What a Difference a Year Makes
By John Rettie
Photography by the author
2006 Dakar Rally Hummer H3

In 2005 NASCAR bad boy Robby Gordon was a hero when he sacrificed the chance to win stages on the grueling Dakar race to aid Jutta Kleinschmidt, his VW teammate. The steering broke on her race Touareg a few days before the end of the event. Gordon's skill as a race mechanic saved the race for her, and she finished third behind two Mitsubishi Pajero/Montero Evolutions. Gordon eventually finished in 12th place.

This year, Gordon elected to run his own team instead of returning as a driver on the five-car VW team. His gallant effort to create a winning U.S. car was a long shot. But give him credit for trying. "I want to be the first American to win," he said. "It's something I've dreamed of doing."

Gordon's connections with GM and Jim Beam provided him with the chance to build a unique Trophy Truck with a pseudo-Hummer body. This year, the Dakar organizers relaxed some regulations with a new score class, so he didn't have to make many modifications to a race-ready Baja Trophy Truck. The main difference was adopting an independent rear suspension, as Dakar race vehicles are allowed far less wheel travel. Horsepower also was reduced due to mandated air restrictor plates.

This year's running of the 15-day, 5652-mile-long Dakar began in Lisbon, Portugal on New Year's Eve--not Paris, the traditional site of the race start. The toughest auto race in the world is no longer called Paris-Dakar, as it was until a few years ago. It's now just the Dakar race or rally and starts in a different European city each year, but still finishes in Dakar, the capital of Senegal in western Africa.

----

> [SHORT EXERCISE A]
Write out the records from their first line through the line containing "value-label: 74.2 xyxy=(799,317,832,335)", including both ends.

(Items from a dataset)

----

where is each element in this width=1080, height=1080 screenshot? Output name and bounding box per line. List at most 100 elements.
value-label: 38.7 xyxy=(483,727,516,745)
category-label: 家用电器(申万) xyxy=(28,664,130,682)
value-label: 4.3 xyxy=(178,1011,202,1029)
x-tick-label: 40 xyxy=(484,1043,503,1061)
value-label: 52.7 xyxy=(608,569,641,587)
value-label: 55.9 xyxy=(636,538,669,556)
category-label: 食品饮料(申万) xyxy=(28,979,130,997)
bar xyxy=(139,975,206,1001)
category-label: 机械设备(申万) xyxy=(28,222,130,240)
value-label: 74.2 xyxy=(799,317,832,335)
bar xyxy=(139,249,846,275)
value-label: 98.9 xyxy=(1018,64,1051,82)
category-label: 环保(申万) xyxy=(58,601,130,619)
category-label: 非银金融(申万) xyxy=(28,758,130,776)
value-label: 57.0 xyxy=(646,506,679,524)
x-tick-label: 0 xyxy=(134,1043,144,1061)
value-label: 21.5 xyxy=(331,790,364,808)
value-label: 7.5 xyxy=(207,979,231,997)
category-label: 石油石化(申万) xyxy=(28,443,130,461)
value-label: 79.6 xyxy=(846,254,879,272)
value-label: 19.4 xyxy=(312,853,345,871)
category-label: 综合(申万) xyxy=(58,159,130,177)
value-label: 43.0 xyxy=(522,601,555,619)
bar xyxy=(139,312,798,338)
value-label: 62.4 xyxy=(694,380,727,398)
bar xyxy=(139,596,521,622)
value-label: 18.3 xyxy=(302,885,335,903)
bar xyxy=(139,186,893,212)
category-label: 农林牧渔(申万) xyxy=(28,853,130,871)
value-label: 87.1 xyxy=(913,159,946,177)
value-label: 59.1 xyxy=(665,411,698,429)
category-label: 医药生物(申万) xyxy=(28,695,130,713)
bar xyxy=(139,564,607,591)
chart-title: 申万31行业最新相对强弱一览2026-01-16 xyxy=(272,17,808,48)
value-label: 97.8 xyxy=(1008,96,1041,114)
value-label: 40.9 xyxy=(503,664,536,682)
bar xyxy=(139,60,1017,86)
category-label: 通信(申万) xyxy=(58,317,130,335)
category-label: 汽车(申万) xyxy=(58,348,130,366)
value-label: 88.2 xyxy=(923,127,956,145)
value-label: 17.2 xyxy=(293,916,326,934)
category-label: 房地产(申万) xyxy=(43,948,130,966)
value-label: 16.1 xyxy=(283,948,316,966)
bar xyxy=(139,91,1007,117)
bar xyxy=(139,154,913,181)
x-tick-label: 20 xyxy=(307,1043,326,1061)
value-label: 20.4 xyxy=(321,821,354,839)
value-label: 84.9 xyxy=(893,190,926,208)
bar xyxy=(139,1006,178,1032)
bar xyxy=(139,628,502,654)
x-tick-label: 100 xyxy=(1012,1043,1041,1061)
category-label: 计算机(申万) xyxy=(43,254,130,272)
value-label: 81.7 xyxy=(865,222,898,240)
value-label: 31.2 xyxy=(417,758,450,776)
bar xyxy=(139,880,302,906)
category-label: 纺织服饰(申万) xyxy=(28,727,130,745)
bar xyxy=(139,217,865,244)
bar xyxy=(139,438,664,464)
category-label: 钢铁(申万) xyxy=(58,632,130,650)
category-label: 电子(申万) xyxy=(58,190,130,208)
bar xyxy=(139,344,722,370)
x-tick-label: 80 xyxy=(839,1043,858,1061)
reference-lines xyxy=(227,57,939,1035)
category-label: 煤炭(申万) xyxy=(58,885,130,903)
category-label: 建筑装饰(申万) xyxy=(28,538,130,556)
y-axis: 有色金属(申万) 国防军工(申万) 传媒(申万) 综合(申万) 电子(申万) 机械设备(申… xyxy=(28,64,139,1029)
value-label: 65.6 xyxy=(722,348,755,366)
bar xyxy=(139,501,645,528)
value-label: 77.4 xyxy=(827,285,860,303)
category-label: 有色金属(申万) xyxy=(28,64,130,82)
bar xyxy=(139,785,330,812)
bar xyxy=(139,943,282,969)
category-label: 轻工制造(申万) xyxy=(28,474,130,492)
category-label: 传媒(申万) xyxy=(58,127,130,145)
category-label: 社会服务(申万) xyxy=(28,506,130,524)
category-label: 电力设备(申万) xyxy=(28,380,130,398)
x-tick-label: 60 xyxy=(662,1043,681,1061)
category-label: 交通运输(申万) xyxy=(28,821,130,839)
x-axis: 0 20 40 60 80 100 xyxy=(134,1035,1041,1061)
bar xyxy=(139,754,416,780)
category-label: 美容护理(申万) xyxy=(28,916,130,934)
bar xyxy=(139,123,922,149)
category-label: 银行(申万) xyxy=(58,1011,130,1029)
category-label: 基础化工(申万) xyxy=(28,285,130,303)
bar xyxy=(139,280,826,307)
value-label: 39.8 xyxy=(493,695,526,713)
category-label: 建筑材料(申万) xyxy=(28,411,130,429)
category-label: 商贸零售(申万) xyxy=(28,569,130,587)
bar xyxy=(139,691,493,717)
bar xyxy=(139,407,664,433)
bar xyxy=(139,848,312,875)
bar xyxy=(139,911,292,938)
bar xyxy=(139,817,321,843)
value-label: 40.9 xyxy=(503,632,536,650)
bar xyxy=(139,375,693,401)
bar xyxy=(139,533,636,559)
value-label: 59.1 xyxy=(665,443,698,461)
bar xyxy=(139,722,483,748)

----

> [SHORT EXERCISE B]
Answer these questions about the Dakar rally article:
(i) In what place did Jutta Kleinschmidt finish the 2005 race?
(ii) In which city did this year's Dakar begin?
(iii) What reduced the horsepower of Gordon's truck?

> [COMPLETE OUTPUT A]
where is each element in this width=1080, height=1080 screenshot? Output name and bounding box per line. List at most 100 elements.
value-label: 38.7 xyxy=(483,727,516,745)
category-label: 家用电器(申万) xyxy=(28,664,130,682)
value-label: 4.3 xyxy=(178,1011,202,1029)
x-tick-label: 40 xyxy=(484,1043,503,1061)
value-label: 52.7 xyxy=(608,569,641,587)
value-label: 55.9 xyxy=(636,538,669,556)
category-label: 食品饮料(申万) xyxy=(28,979,130,997)
bar xyxy=(139,975,206,1001)
category-label: 机械设备(申万) xyxy=(28,222,130,240)
value-label: 74.2 xyxy=(799,317,832,335)

> [COMPLETE OUTPUT B]
(i) Third.
(ii) Lisbon, Portugal.
(iii) Mandated air restrictor plates.